All of the material below is to be repeated exactly.

_ _ _ _ _

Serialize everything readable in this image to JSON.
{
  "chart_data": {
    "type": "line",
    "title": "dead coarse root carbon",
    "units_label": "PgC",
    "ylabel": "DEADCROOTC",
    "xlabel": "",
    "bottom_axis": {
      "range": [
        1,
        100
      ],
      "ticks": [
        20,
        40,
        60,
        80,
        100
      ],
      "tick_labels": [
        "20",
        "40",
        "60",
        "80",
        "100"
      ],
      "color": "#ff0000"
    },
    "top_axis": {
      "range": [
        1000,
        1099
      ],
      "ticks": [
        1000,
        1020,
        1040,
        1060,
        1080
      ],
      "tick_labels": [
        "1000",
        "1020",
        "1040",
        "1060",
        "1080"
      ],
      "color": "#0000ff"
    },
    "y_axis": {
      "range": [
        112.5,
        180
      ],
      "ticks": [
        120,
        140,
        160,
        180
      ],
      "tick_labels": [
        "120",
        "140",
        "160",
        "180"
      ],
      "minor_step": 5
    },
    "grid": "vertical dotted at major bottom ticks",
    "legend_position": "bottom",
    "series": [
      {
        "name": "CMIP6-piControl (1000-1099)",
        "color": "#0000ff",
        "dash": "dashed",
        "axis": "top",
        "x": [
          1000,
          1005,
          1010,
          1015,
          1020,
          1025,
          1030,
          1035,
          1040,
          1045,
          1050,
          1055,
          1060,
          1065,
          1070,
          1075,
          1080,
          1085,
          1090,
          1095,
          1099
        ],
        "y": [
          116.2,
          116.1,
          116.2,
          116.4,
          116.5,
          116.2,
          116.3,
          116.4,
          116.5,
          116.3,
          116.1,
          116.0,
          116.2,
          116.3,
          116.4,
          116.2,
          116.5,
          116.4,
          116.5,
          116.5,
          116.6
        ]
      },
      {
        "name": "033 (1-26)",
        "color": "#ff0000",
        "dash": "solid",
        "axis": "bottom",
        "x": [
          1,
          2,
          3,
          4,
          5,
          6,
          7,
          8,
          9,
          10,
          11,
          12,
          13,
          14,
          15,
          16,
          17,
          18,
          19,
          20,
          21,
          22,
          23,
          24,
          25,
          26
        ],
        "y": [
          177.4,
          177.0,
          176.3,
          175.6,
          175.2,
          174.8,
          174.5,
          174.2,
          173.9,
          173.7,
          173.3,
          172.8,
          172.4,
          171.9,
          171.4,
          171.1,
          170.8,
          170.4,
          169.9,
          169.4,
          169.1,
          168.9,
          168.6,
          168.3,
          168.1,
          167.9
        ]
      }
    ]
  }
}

_ _ _ _ _

[Task output]
Serialize everything readable in this image to JSON.
{
  "chart_data": {
    "type": "line",
    "title": "dead coarse root carbon",
    "units_label": "PgC",
    "ylabel": "DEADCROOTC",
    "xlabel": "",
    "bottom_axis": {
      "range": [
        1,
        100
      ],
      "ticks": [
        20,
        40,
        60,
        80,
        100
      ],
      "tick_labels": [
        "20",
        "40",
        "60",
        "80",
        "100"
      ],
      "color": "#ff0000"
    },
    "top_axis": {
      "range": [
        1000,
        1099
      ],
      "ticks": [
        1000,
        1020,
        1040,
        1060,
        1080
      ],
      "tick_labels": [
        "1000",
        "1020",
        "1040",
        "1060",
        "1080"
      ],
      "color": "#0000ff"
    },
    "y_axis": {
      "range": [
        112.5,
        180
      ],
      "ticks": [
        120,
        140,
        160,
        180
      ],
      "tick_labels": [
        "120",
        "140",
        "160",
        "180"
      ],
      "minor_step": 5
    },
    "grid": "vertical dotted at major bottom ticks",
    "legend_position": "bottom",
    "series": [
      {
        "name": "CMIP6-piControl (1000-1099)",
        "color": "#0000ff",
        "dash": "dashed",
        "axis": "top",
        "x": [
          1000,
          1005,
          1010,
          1015,
          1020,
          1025,
          1030,
          1035,
          1040,
          1045,
          1050,
          1055,
          1060,
          1065,
          1070,
          1075,
          1080,
          1085,
          1090,
          1095,
          1099
        ],
        "y": [
          116.2,
          116.1,
          116.2,
          116.4,
          116.5,
          116.2,
          116.3,
          116.4,
          116.5,
          116.3,
          116.1,
          116.0,
          116.2,
          116.3,
          116.4,
          116.2,
          116.5,
          116.4,
          116.5,
          116.5,
          116.6
        ]
      },
      {
        "name": "033 (1-26)",
        "color": "#ff0000",
        "dash": "solid",
        "axis": "bottom",
        "x": [
          1,
          2,
          3,
          4,
          5,
          6,
          7,
          8,
          9,
          10,
          11,
          12,
          13,
          14,
          15,
          16,
          17,
          18,
          19,
          20,
          21,
          22,
          23,
          24,
          25,
          26
        ],
        "y": [
          177.4,
          177.0,
          176.3,
          175.6,
          175.2,
          174.8,
          174.5,
          174.2,
          173.9,
          173.7,
          173.3,
          172.8,
          172.4,
          171.9,
          171.4,
          171.1,
          170.8,
          170.4,
          169.9,
          169.4,
          169.1,
          168.9,
          168.6,
          168.3,
          168.1,
          167.9
        ]
      }
    ]
  }
}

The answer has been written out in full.